+++ Data for the task

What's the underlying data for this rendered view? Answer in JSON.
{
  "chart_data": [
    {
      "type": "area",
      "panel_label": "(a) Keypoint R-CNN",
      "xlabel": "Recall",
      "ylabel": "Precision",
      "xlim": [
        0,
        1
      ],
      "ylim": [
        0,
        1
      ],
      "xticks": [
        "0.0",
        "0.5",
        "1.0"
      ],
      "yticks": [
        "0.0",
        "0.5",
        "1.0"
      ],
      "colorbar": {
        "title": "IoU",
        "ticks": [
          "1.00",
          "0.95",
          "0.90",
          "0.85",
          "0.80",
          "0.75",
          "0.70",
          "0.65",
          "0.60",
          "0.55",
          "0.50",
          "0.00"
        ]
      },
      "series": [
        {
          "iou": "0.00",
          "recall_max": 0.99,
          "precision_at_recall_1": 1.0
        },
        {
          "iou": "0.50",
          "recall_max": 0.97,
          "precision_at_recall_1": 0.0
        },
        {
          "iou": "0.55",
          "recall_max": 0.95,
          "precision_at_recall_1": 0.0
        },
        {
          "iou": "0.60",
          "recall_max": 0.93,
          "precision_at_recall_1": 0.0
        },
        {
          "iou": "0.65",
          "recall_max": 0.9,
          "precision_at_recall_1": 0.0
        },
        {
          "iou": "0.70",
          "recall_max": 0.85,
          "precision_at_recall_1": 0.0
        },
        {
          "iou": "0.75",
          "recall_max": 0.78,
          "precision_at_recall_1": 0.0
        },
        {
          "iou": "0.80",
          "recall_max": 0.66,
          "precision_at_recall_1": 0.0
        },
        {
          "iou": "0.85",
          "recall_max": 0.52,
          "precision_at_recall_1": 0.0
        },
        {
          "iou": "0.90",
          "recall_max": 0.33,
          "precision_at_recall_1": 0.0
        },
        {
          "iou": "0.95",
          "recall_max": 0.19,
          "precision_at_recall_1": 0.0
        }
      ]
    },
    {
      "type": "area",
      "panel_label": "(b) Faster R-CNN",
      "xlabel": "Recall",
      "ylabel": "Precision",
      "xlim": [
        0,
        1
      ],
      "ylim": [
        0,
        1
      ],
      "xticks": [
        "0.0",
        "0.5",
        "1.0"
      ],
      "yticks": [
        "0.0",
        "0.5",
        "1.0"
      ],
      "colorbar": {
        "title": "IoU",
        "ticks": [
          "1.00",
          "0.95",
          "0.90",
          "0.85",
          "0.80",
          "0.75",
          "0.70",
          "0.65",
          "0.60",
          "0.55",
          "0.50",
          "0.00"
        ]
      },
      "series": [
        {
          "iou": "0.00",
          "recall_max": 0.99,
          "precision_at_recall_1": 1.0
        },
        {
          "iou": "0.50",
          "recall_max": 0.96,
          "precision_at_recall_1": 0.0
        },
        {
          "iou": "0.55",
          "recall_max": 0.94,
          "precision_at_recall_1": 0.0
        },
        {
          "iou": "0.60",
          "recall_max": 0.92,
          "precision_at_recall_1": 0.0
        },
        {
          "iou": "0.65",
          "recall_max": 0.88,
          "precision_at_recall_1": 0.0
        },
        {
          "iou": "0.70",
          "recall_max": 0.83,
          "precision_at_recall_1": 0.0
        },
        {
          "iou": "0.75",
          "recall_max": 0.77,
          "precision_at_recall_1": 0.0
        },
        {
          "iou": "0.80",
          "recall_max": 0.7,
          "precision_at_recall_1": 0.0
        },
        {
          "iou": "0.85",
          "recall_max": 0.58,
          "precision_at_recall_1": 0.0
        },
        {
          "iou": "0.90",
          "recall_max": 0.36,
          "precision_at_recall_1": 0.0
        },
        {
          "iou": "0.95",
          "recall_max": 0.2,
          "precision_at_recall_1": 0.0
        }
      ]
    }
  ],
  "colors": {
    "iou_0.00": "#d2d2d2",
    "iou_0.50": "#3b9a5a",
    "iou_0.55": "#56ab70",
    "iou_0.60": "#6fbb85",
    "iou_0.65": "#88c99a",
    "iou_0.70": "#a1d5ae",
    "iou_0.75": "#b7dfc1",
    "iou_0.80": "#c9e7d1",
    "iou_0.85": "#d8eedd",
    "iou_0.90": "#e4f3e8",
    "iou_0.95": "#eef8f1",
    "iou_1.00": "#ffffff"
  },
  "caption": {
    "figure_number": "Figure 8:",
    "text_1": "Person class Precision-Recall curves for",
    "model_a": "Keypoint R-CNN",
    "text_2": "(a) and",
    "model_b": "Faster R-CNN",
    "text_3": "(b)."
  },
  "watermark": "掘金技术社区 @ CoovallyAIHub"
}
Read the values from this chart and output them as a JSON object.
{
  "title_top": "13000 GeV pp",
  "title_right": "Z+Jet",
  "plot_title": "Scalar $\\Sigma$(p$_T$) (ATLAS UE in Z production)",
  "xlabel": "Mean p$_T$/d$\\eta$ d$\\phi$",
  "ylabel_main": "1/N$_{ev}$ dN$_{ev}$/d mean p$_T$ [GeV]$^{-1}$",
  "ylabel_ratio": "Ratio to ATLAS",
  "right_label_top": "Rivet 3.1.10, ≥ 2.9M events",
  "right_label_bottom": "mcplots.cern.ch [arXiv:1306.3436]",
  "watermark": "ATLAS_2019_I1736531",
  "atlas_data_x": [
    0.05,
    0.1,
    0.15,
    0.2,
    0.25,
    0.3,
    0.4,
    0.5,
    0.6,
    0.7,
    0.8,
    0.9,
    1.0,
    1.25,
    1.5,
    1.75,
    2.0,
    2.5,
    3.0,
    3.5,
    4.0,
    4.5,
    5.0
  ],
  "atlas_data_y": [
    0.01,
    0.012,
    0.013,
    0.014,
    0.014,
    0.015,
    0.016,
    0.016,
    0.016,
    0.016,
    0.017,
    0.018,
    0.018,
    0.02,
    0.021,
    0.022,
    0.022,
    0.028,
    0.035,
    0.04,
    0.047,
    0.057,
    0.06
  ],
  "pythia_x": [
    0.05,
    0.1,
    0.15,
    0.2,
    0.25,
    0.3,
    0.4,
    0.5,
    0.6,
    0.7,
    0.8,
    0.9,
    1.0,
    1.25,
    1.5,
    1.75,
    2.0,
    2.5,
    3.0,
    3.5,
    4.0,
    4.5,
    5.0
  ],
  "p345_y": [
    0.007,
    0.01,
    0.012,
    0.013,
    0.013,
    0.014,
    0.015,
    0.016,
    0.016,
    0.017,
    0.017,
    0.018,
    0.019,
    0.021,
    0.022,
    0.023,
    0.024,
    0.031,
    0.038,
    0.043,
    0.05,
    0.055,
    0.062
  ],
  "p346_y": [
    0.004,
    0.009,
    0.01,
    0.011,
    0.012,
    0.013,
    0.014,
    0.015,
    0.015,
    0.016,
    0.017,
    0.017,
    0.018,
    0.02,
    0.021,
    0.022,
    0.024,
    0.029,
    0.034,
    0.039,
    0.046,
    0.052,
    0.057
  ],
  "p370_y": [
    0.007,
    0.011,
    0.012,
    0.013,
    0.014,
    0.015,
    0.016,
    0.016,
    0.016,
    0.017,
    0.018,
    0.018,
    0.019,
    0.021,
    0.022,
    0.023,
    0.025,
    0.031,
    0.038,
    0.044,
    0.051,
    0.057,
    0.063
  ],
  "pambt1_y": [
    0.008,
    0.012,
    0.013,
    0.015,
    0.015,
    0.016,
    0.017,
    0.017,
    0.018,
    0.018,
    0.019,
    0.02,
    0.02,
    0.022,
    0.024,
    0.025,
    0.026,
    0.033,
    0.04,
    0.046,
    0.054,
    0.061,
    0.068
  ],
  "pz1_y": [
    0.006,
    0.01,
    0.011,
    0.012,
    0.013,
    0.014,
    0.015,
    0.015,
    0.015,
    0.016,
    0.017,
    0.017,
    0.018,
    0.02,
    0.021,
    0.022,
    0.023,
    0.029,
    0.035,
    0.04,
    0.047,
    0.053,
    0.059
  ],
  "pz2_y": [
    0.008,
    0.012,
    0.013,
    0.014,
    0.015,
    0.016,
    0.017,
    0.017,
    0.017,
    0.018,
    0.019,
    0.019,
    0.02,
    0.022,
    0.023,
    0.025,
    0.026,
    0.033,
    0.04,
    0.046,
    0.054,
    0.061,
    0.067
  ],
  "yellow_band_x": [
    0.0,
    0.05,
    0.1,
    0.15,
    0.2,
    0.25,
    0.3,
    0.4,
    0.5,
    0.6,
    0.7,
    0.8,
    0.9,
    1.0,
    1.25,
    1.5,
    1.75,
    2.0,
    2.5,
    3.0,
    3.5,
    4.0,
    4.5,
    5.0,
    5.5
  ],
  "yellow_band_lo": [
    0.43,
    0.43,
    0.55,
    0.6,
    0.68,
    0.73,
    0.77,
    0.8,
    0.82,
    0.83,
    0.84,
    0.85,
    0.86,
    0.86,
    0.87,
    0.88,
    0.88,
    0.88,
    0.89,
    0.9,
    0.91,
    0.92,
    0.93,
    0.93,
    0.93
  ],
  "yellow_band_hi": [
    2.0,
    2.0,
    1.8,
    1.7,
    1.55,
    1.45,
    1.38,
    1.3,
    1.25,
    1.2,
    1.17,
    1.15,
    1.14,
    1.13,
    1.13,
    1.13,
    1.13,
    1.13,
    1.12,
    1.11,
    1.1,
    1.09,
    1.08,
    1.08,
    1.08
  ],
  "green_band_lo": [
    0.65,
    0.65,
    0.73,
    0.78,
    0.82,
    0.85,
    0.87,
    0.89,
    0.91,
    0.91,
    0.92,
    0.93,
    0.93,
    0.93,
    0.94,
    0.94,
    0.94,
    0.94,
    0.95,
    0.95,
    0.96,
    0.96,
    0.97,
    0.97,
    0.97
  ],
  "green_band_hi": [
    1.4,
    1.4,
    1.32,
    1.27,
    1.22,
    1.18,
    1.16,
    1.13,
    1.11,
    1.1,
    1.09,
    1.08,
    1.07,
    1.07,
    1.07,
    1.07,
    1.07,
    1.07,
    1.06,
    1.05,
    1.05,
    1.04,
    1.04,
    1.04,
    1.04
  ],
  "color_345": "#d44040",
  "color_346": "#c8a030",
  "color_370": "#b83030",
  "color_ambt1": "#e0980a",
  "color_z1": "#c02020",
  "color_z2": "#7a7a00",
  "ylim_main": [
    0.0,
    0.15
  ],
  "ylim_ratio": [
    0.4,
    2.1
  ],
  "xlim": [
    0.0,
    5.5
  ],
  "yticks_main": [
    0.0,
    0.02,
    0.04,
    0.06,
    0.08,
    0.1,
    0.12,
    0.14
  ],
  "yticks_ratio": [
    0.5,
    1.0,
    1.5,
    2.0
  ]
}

++++++

### What you will do
Extract all lines from the material above that include the word "Faster".

### Task solution
      "panel_label": "(b) Faster R-CNN",
    "model_b": "Faster R-CNN",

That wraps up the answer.